▶ **INSTRUCTIONS FOR THE TASK**:
Identify, in the records below, every line where the string "JSON" appears, and copy each such line.
::::::
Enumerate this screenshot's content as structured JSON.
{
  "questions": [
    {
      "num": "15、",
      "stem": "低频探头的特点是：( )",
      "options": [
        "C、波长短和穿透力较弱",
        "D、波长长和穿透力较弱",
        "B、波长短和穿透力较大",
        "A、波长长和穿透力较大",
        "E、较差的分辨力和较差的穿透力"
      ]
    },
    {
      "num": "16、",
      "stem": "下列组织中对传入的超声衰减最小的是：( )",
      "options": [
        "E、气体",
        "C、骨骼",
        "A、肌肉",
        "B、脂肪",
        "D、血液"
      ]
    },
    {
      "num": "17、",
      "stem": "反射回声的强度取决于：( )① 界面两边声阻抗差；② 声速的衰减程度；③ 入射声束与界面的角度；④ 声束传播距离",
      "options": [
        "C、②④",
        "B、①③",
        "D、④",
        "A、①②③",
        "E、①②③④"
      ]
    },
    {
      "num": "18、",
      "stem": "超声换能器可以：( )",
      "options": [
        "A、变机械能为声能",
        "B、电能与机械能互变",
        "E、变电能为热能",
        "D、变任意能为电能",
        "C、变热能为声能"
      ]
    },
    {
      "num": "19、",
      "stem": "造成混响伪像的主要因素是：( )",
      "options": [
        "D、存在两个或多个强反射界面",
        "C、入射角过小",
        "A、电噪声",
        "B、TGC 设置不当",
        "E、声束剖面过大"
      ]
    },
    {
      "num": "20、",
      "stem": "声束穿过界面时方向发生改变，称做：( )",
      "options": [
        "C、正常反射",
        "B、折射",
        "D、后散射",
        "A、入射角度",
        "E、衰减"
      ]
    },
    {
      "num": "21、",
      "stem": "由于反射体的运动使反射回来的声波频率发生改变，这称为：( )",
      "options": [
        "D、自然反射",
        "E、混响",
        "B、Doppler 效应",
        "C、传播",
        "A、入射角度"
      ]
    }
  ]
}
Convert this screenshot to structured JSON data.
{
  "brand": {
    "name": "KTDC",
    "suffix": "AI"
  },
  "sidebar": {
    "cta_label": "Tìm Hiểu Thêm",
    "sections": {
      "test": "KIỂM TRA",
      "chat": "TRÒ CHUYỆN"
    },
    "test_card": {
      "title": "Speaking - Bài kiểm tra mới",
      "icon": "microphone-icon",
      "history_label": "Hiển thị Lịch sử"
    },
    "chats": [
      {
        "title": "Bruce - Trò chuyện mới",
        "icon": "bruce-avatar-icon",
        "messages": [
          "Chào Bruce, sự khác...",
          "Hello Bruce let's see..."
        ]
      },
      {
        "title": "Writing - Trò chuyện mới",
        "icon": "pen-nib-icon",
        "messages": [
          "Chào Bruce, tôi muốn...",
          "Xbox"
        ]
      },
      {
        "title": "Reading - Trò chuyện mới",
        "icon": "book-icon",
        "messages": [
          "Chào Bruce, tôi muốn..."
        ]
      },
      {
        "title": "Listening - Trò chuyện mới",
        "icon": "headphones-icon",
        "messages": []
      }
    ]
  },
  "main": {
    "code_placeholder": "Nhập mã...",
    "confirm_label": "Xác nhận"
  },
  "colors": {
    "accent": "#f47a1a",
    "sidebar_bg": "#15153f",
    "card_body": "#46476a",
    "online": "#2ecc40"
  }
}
::::::
▶ **SOLUTION FOR THIS TASK**:
Enumerate this screenshot's content as structured JSON.
Convert this screenshot to structured JSON data.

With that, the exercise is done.